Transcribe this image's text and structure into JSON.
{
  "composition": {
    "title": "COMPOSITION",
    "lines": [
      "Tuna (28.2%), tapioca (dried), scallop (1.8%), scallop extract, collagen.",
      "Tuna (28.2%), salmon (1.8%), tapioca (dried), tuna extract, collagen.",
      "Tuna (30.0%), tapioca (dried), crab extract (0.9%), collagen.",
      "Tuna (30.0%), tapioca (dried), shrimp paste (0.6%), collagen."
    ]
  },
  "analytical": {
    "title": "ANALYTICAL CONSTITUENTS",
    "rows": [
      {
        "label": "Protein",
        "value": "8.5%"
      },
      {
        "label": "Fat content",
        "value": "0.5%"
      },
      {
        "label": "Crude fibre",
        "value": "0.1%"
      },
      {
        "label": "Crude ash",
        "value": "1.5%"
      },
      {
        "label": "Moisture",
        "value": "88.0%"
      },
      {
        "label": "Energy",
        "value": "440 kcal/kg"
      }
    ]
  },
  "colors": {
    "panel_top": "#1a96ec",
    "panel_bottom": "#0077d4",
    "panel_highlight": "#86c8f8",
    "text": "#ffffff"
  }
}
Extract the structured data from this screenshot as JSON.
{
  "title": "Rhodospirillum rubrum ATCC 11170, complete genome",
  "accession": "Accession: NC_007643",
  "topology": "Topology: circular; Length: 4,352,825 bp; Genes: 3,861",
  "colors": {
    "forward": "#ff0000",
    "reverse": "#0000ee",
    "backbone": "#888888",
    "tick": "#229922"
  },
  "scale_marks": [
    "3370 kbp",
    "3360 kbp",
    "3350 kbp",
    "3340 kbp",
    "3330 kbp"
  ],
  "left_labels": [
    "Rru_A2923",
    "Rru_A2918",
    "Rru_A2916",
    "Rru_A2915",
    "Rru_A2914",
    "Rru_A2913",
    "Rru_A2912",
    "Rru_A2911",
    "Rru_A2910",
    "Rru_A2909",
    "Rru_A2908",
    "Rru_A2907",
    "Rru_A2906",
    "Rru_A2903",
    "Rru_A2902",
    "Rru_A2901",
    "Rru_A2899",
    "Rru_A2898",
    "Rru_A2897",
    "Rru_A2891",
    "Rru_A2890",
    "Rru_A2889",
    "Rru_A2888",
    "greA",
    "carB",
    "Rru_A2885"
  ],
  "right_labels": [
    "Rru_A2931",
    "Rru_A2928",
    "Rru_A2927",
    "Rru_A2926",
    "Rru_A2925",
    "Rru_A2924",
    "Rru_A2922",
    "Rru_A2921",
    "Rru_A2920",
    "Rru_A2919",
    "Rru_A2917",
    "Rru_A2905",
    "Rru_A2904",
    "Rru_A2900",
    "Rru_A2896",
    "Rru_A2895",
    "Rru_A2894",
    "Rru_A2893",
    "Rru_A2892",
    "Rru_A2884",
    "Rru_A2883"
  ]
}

- **WHAT YOU NEED TO DO**
An unaltered copy of the listing above must form the answer.

- **SOLUTION TO THIS PROBLEM**
Transcribe this image's text and structure into JSON.
{
  "composition": {
    "title": "COMPOSITION",
    "lines": [
      "Tuna (28.2%), tapioca (dried), scallop (1.8%), scallop extract, collagen.",
      "Tuna (28.2%), salmon (1.8%), tapioca (dried), tuna extract, collagen.",
      "Tuna (30.0%), tapioca (dried), crab extract (0.9%), collagen.",
      "Tuna (30.0%), tapioca (dried), shrimp paste (0.6%), collagen."
    ]
  },
  "analytical": {
    "title": "ANALYTICAL CONSTITUENTS",
    "rows": [
      {
        "label": "Protein",
        "value": "8.5%"
      },
      {
        "label": "Fat content",
        "value": "0.5%"
      },
      {
        "label": "Crude fibre",
        "value": "0.1%"
      },
      {
        "label": "Crude ash",
        "value": "1.5%"
      },
      {
        "label": "Moisture",
        "value": "88.0%"
      },
      {
        "label": "Energy",
        "value": "440 kcal/kg"
      }
    ]
  },
  "colors": {
    "panel_top": "#1a96ec",
    "panel_bottom": "#0077d4",
    "panel_highlight": "#86c8f8",
    "text": "#ffffff"
  }
}
Extract the structured data from this screenshot as JSON.
{
  "title": "Rhodospirillum rubrum ATCC 11170, complete genome",
  "accession": "Accession: NC_007643",
  "topology": "Topology: circular; Length: 4,352,825 bp; Genes: 3,861",
  "colors": {
    "forward": "#ff0000",
    "reverse": "#0000ee",
    "backbone": "#888888",
    "tick": "#229922"
  },
  "scale_marks": [
    "3370 kbp",
    "3360 kbp",
    "3350 kbp",
    "3340 kbp",
    "3330 kbp"
  ],
  "left_labels": [
    "Rru_A2923",
    "Rru_A2918",
    "Rru_A2916",
    "Rru_A2915",
    "Rru_A2914",
    "Rru_A2913",
    "Rru_A2912",
    "Rru_A2911",
    "Rru_A2910",
    "Rru_A2909",
    "Rru_A2908",
    "Rru_A2907",
    "Rru_A2906",
    "Rru_A2903",
    "Rru_A2902",
    "Rru_A2901",
    "Rru_A2899",
    "Rru_A2898",
    "Rru_A2897",
    "Rru_A2891",
    "Rru_A2890",
    "Rru_A2889",
    "Rru_A2888",
    "greA",
    "carB",
    "Rru_A2885"
  ],
  "right_labels": [
    "Rru_A2931",
    "Rru_A2928",
    "Rru_A2927",
    "Rru_A2926",
    "Rru_A2925",
    "Rru_A2924",
    "Rru_A2922",
    "Rru_A2921",
    "Rru_A2920",
    "Rru_A2919",
    "Rru_A2917",
    "Rru_A2905",
    "Rru_A2904",
    "Rru_A2900",
    "Rru_A2896",
    "Rru_A2895",
    "Rru_A2894",
    "Rru_A2893",
    "Rru_A2892",
    "Rru_A2884",
    "Rru_A2883"
  ]
}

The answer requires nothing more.